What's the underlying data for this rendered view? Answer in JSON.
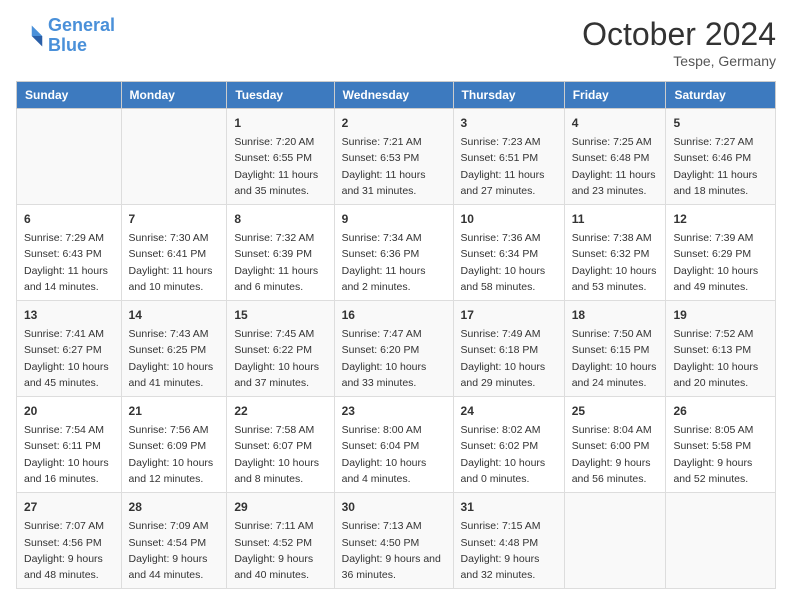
{
  "header": {
    "logo_line1": "General",
    "logo_line2": "Blue",
    "month": "October 2024",
    "location": "Tespe, Germany"
  },
  "weekdays": [
    "Sunday",
    "Monday",
    "Tuesday",
    "Wednesday",
    "Thursday",
    "Friday",
    "Saturday"
  ],
  "weeks": [
    [
      {
        "day": "",
        "sunrise": "",
        "sunset": "",
        "daylight": ""
      },
      {
        "day": "",
        "sunrise": "",
        "sunset": "",
        "daylight": ""
      },
      {
        "day": "1",
        "sunrise": "Sunrise: 7:20 AM",
        "sunset": "Sunset: 6:55 PM",
        "daylight": "Daylight: 11 hours and 35 minutes."
      },
      {
        "day": "2",
        "sunrise": "Sunrise: 7:21 AM",
        "sunset": "Sunset: 6:53 PM",
        "daylight": "Daylight: 11 hours and 31 minutes."
      },
      {
        "day": "3",
        "sunrise": "Sunrise: 7:23 AM",
        "sunset": "Sunset: 6:51 PM",
        "daylight": "Daylight: 11 hours and 27 minutes."
      },
      {
        "day": "4",
        "sunrise": "Sunrise: 7:25 AM",
        "sunset": "Sunset: 6:48 PM",
        "daylight": "Daylight: 11 hours and 23 minutes."
      },
      {
        "day": "5",
        "sunrise": "Sunrise: 7:27 AM",
        "sunset": "Sunset: 6:46 PM",
        "daylight": "Daylight: 11 hours and 18 minutes."
      }
    ],
    [
      {
        "day": "6",
        "sunrise": "Sunrise: 7:29 AM",
        "sunset": "Sunset: 6:43 PM",
        "daylight": "Daylight: 11 hours and 14 minutes."
      },
      {
        "day": "7",
        "sunrise": "Sunrise: 7:30 AM",
        "sunset": "Sunset: 6:41 PM",
        "daylight": "Daylight: 11 hours and 10 minutes."
      },
      {
        "day": "8",
        "sunrise": "Sunrise: 7:32 AM",
        "sunset": "Sunset: 6:39 PM",
        "daylight": "Daylight: 11 hours and 6 minutes."
      },
      {
        "day": "9",
        "sunrise": "Sunrise: 7:34 AM",
        "sunset": "Sunset: 6:36 PM",
        "daylight": "Daylight: 11 hours and 2 minutes."
      },
      {
        "day": "10",
        "sunrise": "Sunrise: 7:36 AM",
        "sunset": "Sunset: 6:34 PM",
        "daylight": "Daylight: 10 hours and 58 minutes."
      },
      {
        "day": "11",
        "sunrise": "Sunrise: 7:38 AM",
        "sunset": "Sunset: 6:32 PM",
        "daylight": "Daylight: 10 hours and 53 minutes."
      },
      {
        "day": "12",
        "sunrise": "Sunrise: 7:39 AM",
        "sunset": "Sunset: 6:29 PM",
        "daylight": "Daylight: 10 hours and 49 minutes."
      }
    ],
    [
      {
        "day": "13",
        "sunrise": "Sunrise: 7:41 AM",
        "sunset": "Sunset: 6:27 PM",
        "daylight": "Daylight: 10 hours and 45 minutes."
      },
      {
        "day": "14",
        "sunrise": "Sunrise: 7:43 AM",
        "sunset": "Sunset: 6:25 PM",
        "daylight": "Daylight: 10 hours and 41 minutes."
      },
      {
        "day": "15",
        "sunrise": "Sunrise: 7:45 AM",
        "sunset": "Sunset: 6:22 PM",
        "daylight": "Daylight: 10 hours and 37 minutes."
      },
      {
        "day": "16",
        "sunrise": "Sunrise: 7:47 AM",
        "sunset": "Sunset: 6:20 PM",
        "daylight": "Daylight: 10 hours and 33 minutes."
      },
      {
        "day": "17",
        "sunrise": "Sunrise: 7:49 AM",
        "sunset": "Sunset: 6:18 PM",
        "daylight": "Daylight: 10 hours and 29 minutes."
      },
      {
        "day": "18",
        "sunrise": "Sunrise: 7:50 AM",
        "sunset": "Sunset: 6:15 PM",
        "daylight": "Daylight: 10 hours and 24 minutes."
      },
      {
        "day": "19",
        "sunrise": "Sunrise: 7:52 AM",
        "sunset": "Sunset: 6:13 PM",
        "daylight": "Daylight: 10 hours and 20 minutes."
      }
    ],
    [
      {
        "day": "20",
        "sunrise": "Sunrise: 7:54 AM",
        "sunset": "Sunset: 6:11 PM",
        "daylight": "Daylight: 10 hours and 16 minutes."
      },
      {
        "day": "21",
        "sunrise": "Sunrise: 7:56 AM",
        "sunset": "Sunset: 6:09 PM",
        "daylight": "Daylight: 10 hours and 12 minutes."
      },
      {
        "day": "22",
        "sunrise": "Sunrise: 7:58 AM",
        "sunset": "Sunset: 6:07 PM",
        "daylight": "Daylight: 10 hours and 8 minutes."
      },
      {
        "day": "23",
        "sunrise": "Sunrise: 8:00 AM",
        "sunset": "Sunset: 6:04 PM",
        "daylight": "Daylight: 10 hours and 4 minutes."
      },
      {
        "day": "24",
        "sunrise": "Sunrise: 8:02 AM",
        "sunset": "Sunset: 6:02 PM",
        "daylight": "Daylight: 10 hours and 0 minutes."
      },
      {
        "day": "25",
        "sunrise": "Sunrise: 8:04 AM",
        "sunset": "Sunset: 6:00 PM",
        "daylight": "Daylight: 9 hours and 56 minutes."
      },
      {
        "day": "26",
        "sunrise": "Sunrise: 8:05 AM",
        "sunset": "Sunset: 5:58 PM",
        "daylight": "Daylight: 9 hours and 52 minutes."
      }
    ],
    [
      {
        "day": "27",
        "sunrise": "Sunrise: 7:07 AM",
        "sunset": "Sunset: 4:56 PM",
        "daylight": "Daylight: 9 hours and 48 minutes."
      },
      {
        "day": "28",
        "sunrise": "Sunrise: 7:09 AM",
        "sunset": "Sunset: 4:54 PM",
        "daylight": "Daylight: 9 hours and 44 minutes."
      },
      {
        "day": "29",
        "sunrise": "Sunrise: 7:11 AM",
        "sunset": "Sunset: 4:52 PM",
        "daylight": "Daylight: 9 hours and 40 minutes."
      },
      {
        "day": "30",
        "sunrise": "Sunrise: 7:13 AM",
        "sunset": "Sunset: 4:50 PM",
        "daylight": "Daylight: 9 hours and 36 minutes."
      },
      {
        "day": "31",
        "sunrise": "Sunrise: 7:15 AM",
        "sunset": "Sunset: 4:48 PM",
        "daylight": "Daylight: 9 hours and 32 minutes."
      },
      {
        "day": "",
        "sunrise": "",
        "sunset": "",
        "daylight": ""
      },
      {
        "day": "",
        "sunrise": "",
        "sunset": "",
        "daylight": ""
      }
    ]
  ]
}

▸ WHAT IS BEING ASKED:
The listing above needs to be output again exactly. Don't include the pictures.

▸ THE RESPONSE:
What's the underlying data for this rendered view? Answer in JSON.
{
  "header": {
    "logo_line1": "General",
    "logo_line2": "Blue",
    "month": "October 2024",
    "location": "Tespe, Germany"
  },
  "weekdays": [
    "Sunday",
    "Monday",
    "Tuesday",
    "Wednesday",
    "Thursday",
    "Friday",
    "Saturday"
  ],
  "weeks": [
    [
      {
        "day": "",
        "sunrise": "",
        "sunset": "",
        "daylight": ""
      },
      {
        "day": "",
        "sunrise": "",
        "sunset": "",
        "daylight": ""
      },
      {
        "day": "1",
        "sunrise": "Sunrise: 7:20 AM",
        "sunset": "Sunset: 6:55 PM",
        "daylight": "Daylight: 11 hours and 35 minutes."
      },
      {
        "day": "2",
        "sunrise": "Sunrise: 7:21 AM",
        "sunset": "Sunset: 6:53 PM",
        "daylight": "Daylight: 11 hours and 31 minutes."
      },
      {
        "day": "3",
        "sunrise": "Sunrise: 7:23 AM",
        "sunset": "Sunset: 6:51 PM",
        "daylight": "Daylight: 11 hours and 27 minutes."
      },
      {
        "day": "4",
        "sunrise": "Sunrise: 7:25 AM",
        "sunset": "Sunset: 6:48 PM",
        "daylight": "Daylight: 11 hours and 23 minutes."
      },
      {
        "day": "5",
        "sunrise": "Sunrise: 7:27 AM",
        "sunset": "Sunset: 6:46 PM",
        "daylight": "Daylight: 11 hours and 18 minutes."
      }
    ],
    [
      {
        "day": "6",
        "sunrise": "Sunrise: 7:29 AM",
        "sunset": "Sunset: 6:43 PM",
        "daylight": "Daylight: 11 hours and 14 minutes."
      },
      {
        "day": "7",
        "sunrise": "Sunrise: 7:30 AM",
        "sunset": "Sunset: 6:41 PM",
        "daylight": "Daylight: 11 hours and 10 minutes."
      },
      {
        "day": "8",
        "sunrise": "Sunrise: 7:32 AM",
        "sunset": "Sunset: 6:39 PM",
        "daylight": "Daylight: 11 hours and 6 minutes."
      },
      {
        "day": "9",
        "sunrise": "Sunrise: 7:34 AM",
        "sunset": "Sunset: 6:36 PM",
        "daylight": "Daylight: 11 hours and 2 minutes."
      },
      {
        "day": "10",
        "sunrise": "Sunrise: 7:36 AM",
        "sunset": "Sunset: 6:34 PM",
        "daylight": "Daylight: 10 hours and 58 minutes."
      },
      {
        "day": "11",
        "sunrise": "Sunrise: 7:38 AM",
        "sunset": "Sunset: 6:32 PM",
        "daylight": "Daylight: 10 hours and 53 minutes."
      },
      {
        "day": "12",
        "sunrise": "Sunrise: 7:39 AM",
        "sunset": "Sunset: 6:29 PM",
        "daylight": "Daylight: 10 hours and 49 minutes."
      }
    ],
    [
      {
        "day": "13",
        "sunrise": "Sunrise: 7:41 AM",
        "sunset": "Sunset: 6:27 PM",
        "daylight": "Daylight: 10 hours and 45 minutes."
      },
      {
        "day": "14",
        "sunrise": "Sunrise: 7:43 AM",
        "sunset": "Sunset: 6:25 PM",
        "daylight": "Daylight: 10 hours and 41 minutes."
      },
      {
        "day": "15",
        "sunrise": "Sunrise: 7:45 AM",
        "sunset": "Sunset: 6:22 PM",
        "daylight": "Daylight: 10 hours and 37 minutes."
      },
      {
        "day": "16",
        "sunrise": "Sunrise: 7:47 AM",
        "sunset": "Sunset: 6:20 PM",
        "daylight": "Daylight: 10 hours and 33 minutes."
      },
      {
        "day": "17",
        "sunrise": "Sunrise: 7:49 AM",
        "sunset": "Sunset: 6:18 PM",
        "daylight": "Daylight: 10 hours and 29 minutes."
      },
      {
        "day": "18",
        "sunrise": "Sunrise: 7:50 AM",
        "sunset": "Sunset: 6:15 PM",
        "daylight": "Daylight: 10 hours and 24 minutes."
      },
      {
        "day": "19",
        "sunrise": "Sunrise: 7:52 AM",
        "sunset": "Sunset: 6:13 PM",
        "daylight": "Daylight: 10 hours and 20 minutes."
      }
    ],
    [
      {
        "day": "20",
        "sunrise": "Sunrise: 7:54 AM",
        "sunset": "Sunset: 6:11 PM",
        "daylight": "Daylight: 10 hours and 16 minutes."
      },
      {
        "day": "21",
        "sunrise": "Sunrise: 7:56 AM",
        "sunset": "Sunset: 6:09 PM",
        "daylight": "Daylight: 10 hours and 12 minutes."
      },
      {
        "day": "22",
        "sunrise": "Sunrise: 7:58 AM",
        "sunset": "Sunset: 6:07 PM",
        "daylight": "Daylight: 10 hours and 8 minutes."
      },
      {
        "day": "23",
        "sunrise": "Sunrise: 8:00 AM",
        "sunset": "Sunset: 6:04 PM",
        "daylight": "Daylight: 10 hours and 4 minutes."
      },
      {
        "day": "24",
        "sunrise": "Sunrise: 8:02 AM",
        "sunset": "Sunset: 6:02 PM",
        "daylight": "Daylight: 10 hours and 0 minutes."
      },
      {
        "day": "25",
        "sunrise": "Sunrise: 8:04 AM",
        "sunset": "Sunset: 6:00 PM",
        "daylight": "Daylight: 9 hours and 56 minutes."
      },
      {
        "day": "26",
        "sunrise": "Sunrise: 8:05 AM",
        "sunset": "Sunset: 5:58 PM",
        "daylight": "Daylight: 9 hours and 52 minutes."
      }
    ],
    [
      {
        "day": "27",
        "sunrise": "Sunrise: 7:07 AM",
        "sunset": "Sunset: 4:56 PM",
        "daylight": "Daylight: 9 hours and 48 minutes."
      },
      {
        "day": "28",
        "sunrise": "Sunrise: 7:09 AM",
        "sunset": "Sunset: 4:54 PM",
        "daylight": "Daylight: 9 hours and 44 minutes."
      },
      {
        "day": "29",
        "sunrise": "Sunrise: 7:11 AM",
        "sunset": "Sunset: 4:52 PM",
        "daylight": "Daylight: 9 hours and 40 minutes."
      },
      {
        "day": "30",
        "sunrise": "Sunrise: 7:13 AM",
        "sunset": "Sunset: 4:50 PM",
        "daylight": "Daylight: 9 hours and 36 minutes."
      },
      {
        "day": "31",
        "sunrise": "Sunrise: 7:15 AM",
        "sunset": "Sunset: 4:48 PM",
        "daylight": "Daylight: 9 hours and 32 minutes."
      },
      {
        "day": "",
        "sunrise": "",
        "sunset": "",
        "daylight": ""
      },
      {
        "day": "",
        "sunrise": "",
        "sunset": "",
        "daylight": ""
      }
    ]
  ]
}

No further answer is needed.